(Figure dataset records)
[Start]

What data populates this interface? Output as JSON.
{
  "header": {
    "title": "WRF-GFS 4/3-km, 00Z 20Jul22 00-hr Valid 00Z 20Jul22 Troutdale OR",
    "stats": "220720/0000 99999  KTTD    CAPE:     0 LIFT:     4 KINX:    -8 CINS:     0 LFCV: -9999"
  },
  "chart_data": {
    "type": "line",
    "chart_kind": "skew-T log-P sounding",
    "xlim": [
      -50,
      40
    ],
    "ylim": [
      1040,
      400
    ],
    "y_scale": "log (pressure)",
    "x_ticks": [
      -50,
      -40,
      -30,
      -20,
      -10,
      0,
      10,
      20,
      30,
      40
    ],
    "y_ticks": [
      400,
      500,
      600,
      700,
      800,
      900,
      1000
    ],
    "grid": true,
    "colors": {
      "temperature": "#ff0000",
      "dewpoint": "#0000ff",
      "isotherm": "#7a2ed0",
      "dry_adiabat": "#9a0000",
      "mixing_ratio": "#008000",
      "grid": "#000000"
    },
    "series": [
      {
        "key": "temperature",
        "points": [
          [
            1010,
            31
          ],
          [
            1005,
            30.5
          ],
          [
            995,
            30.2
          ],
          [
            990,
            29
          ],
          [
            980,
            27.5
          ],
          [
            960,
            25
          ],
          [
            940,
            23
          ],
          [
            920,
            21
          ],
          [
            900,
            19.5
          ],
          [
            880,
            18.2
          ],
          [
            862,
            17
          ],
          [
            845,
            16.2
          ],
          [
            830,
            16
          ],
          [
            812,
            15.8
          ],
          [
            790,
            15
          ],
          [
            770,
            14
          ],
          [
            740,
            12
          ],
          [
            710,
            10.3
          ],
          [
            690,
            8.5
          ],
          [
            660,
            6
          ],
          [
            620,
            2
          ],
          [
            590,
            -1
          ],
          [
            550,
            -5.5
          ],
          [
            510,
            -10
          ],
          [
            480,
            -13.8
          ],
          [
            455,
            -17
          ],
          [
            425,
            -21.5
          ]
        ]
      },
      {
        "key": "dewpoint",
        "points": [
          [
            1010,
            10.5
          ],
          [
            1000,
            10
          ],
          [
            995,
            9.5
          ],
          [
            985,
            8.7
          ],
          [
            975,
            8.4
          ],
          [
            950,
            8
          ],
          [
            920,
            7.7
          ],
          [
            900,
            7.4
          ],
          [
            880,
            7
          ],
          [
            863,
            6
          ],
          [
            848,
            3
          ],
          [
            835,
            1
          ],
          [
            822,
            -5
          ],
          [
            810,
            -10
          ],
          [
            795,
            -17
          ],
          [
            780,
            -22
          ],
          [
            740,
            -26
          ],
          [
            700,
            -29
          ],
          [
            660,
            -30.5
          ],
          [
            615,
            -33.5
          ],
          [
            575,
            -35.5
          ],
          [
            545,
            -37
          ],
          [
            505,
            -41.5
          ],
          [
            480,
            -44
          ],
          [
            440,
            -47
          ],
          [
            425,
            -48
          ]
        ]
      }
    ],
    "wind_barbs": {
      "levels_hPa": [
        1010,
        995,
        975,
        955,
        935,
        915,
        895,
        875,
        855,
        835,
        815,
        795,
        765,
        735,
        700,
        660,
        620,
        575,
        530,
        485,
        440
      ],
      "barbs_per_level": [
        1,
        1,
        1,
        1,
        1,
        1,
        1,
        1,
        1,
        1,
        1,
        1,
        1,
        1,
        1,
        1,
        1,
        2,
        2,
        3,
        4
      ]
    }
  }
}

[End]
[Start]

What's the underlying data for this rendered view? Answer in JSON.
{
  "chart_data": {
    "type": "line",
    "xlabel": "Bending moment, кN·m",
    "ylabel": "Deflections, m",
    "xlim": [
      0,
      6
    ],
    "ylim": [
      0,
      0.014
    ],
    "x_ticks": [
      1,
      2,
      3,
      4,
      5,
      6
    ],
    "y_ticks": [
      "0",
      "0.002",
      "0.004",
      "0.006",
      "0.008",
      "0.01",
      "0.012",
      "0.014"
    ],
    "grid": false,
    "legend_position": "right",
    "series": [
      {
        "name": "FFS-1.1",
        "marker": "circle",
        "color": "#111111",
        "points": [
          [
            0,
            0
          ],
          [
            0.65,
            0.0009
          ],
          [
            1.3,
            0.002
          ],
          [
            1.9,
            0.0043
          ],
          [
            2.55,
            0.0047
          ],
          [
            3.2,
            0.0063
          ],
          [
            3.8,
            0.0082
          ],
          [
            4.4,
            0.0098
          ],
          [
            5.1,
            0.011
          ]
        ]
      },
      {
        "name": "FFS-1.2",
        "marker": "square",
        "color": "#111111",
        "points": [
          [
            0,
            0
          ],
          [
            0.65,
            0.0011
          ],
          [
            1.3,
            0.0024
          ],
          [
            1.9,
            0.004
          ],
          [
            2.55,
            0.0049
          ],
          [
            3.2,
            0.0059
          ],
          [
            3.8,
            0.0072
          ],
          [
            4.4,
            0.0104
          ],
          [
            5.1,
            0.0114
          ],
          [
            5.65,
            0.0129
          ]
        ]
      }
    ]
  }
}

[End]

## Required work
Find the lines above holding the word "temperature" and show them.

## Task solution
      "temperature": "#ff0000",
        "key": "temperature",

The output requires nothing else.